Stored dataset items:
%%
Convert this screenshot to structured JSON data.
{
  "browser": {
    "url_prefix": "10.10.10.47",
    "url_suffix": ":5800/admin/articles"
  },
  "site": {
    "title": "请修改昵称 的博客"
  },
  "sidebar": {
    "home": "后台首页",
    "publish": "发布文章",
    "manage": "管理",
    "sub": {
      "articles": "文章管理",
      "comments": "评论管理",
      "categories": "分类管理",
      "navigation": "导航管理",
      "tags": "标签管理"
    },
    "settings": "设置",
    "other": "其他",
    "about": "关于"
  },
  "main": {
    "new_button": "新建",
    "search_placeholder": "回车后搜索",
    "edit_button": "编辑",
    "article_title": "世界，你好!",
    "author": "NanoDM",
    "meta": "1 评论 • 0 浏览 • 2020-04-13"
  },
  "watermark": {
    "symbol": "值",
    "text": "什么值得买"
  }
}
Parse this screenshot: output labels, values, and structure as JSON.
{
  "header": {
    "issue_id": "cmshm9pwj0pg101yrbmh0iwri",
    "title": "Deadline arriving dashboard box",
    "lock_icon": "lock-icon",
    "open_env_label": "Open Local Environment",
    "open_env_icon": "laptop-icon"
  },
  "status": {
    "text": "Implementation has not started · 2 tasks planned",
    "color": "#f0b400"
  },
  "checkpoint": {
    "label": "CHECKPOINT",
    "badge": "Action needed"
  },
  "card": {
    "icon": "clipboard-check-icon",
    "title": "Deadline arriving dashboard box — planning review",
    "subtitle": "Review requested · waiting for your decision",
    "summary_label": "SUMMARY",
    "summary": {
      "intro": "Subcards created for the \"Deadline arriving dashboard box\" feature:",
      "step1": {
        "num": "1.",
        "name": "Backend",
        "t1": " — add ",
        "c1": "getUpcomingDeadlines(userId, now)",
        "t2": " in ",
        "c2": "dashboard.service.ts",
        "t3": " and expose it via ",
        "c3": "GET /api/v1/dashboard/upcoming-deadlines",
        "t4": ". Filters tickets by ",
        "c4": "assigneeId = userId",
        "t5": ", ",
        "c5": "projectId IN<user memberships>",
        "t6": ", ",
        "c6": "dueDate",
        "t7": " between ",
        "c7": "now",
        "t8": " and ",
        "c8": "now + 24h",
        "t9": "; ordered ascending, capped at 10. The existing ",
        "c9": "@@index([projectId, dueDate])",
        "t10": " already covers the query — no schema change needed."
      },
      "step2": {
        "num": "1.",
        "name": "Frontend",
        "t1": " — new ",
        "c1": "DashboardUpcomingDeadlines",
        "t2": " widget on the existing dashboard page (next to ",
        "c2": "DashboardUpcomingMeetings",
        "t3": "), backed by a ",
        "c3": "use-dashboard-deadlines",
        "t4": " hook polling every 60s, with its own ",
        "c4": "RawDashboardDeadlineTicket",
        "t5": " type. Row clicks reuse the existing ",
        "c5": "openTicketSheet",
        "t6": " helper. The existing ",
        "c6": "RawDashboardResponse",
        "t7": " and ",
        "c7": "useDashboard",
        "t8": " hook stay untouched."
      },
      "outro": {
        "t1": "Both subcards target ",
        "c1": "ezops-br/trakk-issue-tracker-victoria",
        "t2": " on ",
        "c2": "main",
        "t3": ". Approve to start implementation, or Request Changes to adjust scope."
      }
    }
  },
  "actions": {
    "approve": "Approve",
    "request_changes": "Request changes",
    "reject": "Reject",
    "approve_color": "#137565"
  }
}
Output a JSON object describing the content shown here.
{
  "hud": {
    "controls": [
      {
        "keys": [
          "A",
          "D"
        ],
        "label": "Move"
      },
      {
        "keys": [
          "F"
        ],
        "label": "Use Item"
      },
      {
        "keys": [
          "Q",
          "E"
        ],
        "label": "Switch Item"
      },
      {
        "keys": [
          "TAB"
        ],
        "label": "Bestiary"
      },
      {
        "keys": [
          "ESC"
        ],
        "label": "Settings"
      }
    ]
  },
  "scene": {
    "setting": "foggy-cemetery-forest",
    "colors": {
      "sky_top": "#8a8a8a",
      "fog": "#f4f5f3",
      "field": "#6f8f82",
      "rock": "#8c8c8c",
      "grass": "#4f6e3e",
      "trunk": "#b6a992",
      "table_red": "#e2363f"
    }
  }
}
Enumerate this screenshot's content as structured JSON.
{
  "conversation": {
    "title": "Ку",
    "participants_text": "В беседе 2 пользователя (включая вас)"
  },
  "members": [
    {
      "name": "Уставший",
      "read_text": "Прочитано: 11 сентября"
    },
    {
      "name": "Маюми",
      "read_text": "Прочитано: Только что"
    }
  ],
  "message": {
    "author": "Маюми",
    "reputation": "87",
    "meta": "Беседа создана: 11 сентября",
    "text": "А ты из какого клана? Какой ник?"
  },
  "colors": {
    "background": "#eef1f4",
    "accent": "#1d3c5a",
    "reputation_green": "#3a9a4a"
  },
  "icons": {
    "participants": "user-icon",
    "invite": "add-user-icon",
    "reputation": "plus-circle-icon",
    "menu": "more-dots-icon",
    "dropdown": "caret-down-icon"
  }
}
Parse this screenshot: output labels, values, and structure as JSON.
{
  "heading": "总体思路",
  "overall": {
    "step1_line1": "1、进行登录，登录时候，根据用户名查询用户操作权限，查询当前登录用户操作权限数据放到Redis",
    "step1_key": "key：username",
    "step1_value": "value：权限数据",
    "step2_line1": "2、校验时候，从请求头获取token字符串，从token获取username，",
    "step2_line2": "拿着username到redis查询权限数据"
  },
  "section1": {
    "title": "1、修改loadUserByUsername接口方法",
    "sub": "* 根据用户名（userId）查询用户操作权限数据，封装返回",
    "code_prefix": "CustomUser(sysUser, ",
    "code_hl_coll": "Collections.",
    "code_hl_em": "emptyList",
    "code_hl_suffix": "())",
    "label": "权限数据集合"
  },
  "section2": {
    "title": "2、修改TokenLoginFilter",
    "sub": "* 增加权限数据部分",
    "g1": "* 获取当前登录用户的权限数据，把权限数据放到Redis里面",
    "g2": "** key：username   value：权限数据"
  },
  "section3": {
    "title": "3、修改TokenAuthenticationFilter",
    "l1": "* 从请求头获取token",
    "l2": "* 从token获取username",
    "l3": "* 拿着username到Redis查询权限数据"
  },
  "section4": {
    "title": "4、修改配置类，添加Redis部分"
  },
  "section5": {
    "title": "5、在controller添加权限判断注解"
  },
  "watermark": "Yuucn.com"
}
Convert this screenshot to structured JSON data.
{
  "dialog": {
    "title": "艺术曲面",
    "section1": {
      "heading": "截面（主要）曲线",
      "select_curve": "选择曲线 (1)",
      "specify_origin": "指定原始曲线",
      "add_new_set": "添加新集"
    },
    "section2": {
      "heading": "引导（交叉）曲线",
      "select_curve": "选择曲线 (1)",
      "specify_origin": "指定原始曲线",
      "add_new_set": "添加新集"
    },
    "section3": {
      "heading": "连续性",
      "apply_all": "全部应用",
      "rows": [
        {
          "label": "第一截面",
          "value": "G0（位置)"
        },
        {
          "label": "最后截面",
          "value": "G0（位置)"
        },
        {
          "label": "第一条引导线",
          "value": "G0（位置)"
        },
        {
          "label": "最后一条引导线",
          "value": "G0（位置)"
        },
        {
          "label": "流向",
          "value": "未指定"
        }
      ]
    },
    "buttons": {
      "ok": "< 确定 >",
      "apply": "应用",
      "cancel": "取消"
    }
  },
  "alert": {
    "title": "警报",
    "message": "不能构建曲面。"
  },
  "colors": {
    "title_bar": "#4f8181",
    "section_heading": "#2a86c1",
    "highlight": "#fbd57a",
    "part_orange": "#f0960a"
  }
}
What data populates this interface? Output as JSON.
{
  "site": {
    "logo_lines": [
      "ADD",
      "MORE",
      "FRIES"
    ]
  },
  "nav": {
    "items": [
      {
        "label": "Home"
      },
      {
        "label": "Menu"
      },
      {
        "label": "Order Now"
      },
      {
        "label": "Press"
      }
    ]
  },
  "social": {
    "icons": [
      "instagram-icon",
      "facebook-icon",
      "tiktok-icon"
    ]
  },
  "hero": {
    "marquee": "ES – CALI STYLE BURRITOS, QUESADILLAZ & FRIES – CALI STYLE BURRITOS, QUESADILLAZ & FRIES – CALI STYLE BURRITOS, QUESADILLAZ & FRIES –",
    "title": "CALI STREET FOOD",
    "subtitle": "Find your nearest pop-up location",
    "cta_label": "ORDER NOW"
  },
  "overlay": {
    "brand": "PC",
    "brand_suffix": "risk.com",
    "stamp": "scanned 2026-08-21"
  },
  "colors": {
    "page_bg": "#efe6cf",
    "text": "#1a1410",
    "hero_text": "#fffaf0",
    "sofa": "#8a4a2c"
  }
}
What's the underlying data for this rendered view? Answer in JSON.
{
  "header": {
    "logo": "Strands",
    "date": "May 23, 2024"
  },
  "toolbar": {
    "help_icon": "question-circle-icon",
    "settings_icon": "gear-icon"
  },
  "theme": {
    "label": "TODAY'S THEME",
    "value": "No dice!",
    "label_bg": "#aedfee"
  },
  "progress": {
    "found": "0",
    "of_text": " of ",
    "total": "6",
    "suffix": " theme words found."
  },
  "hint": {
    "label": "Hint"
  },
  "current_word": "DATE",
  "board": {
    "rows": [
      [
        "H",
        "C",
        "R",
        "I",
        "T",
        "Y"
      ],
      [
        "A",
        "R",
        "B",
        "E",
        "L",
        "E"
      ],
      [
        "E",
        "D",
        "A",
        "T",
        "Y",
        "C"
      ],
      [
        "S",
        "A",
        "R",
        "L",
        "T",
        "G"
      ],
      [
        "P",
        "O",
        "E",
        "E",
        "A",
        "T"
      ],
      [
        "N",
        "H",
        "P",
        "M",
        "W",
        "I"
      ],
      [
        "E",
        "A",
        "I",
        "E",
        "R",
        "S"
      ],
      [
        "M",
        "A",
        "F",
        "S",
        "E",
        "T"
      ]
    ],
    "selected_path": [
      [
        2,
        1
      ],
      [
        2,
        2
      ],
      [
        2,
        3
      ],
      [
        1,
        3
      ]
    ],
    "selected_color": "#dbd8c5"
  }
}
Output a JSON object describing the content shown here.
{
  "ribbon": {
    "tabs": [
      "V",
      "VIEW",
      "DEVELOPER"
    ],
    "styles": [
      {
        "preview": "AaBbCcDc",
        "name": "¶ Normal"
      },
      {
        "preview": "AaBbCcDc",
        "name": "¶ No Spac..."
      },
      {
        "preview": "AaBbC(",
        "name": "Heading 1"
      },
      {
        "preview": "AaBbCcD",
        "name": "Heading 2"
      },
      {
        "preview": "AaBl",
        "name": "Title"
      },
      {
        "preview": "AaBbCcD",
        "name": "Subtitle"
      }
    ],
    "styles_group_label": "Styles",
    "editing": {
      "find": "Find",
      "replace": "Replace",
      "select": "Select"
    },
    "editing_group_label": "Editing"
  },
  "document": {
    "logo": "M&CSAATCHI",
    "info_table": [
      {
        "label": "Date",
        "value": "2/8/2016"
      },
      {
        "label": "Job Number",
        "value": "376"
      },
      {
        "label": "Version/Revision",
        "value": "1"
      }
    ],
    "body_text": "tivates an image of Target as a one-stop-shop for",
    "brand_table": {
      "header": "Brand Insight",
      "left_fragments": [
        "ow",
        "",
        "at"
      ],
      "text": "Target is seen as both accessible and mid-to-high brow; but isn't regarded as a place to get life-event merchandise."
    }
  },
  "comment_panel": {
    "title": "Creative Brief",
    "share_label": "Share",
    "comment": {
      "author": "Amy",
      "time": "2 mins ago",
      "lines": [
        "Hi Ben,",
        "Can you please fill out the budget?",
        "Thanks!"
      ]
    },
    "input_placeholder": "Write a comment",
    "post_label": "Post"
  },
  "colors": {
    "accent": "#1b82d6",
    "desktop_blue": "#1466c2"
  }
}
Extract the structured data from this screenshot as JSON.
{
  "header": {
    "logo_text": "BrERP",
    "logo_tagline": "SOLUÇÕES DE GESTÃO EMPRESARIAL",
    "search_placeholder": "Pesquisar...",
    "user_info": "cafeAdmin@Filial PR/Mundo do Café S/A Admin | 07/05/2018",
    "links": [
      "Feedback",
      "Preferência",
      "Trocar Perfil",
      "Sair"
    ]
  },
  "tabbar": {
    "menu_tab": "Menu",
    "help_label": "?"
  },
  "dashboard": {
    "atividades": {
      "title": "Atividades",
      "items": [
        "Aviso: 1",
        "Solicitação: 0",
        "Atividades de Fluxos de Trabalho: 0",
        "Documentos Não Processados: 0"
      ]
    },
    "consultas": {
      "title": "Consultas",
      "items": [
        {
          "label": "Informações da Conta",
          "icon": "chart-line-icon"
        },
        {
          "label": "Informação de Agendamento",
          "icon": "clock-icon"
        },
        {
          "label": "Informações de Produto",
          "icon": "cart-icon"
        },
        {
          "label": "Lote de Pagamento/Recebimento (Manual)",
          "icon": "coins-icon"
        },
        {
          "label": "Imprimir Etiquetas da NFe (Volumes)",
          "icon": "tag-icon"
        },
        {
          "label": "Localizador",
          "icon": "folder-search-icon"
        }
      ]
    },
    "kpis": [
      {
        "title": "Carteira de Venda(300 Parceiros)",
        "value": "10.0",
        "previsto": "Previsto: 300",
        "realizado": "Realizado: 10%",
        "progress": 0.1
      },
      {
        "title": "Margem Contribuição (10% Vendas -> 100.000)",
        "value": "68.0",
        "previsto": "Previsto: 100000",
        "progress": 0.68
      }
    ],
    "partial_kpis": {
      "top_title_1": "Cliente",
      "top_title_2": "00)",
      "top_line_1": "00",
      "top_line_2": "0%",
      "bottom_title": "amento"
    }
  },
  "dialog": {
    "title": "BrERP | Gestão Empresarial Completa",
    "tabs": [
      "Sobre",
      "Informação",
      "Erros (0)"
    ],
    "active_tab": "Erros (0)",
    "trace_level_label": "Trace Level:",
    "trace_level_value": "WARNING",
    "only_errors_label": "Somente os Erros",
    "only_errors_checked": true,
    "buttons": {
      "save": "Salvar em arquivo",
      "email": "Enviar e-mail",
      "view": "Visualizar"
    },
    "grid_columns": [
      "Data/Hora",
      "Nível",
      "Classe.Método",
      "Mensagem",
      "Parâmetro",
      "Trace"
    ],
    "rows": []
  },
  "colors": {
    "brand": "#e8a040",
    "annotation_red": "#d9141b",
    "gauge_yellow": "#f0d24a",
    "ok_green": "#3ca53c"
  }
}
%%
(YOUR INSTRUCTIONS)
Copy all lines of the listing above that contain the string "сентября".

(EXERCISE SOLUTION)
      "read_text": "Прочитано: 11 сентября"
    "meta": "Беседа создана: 11 сентября",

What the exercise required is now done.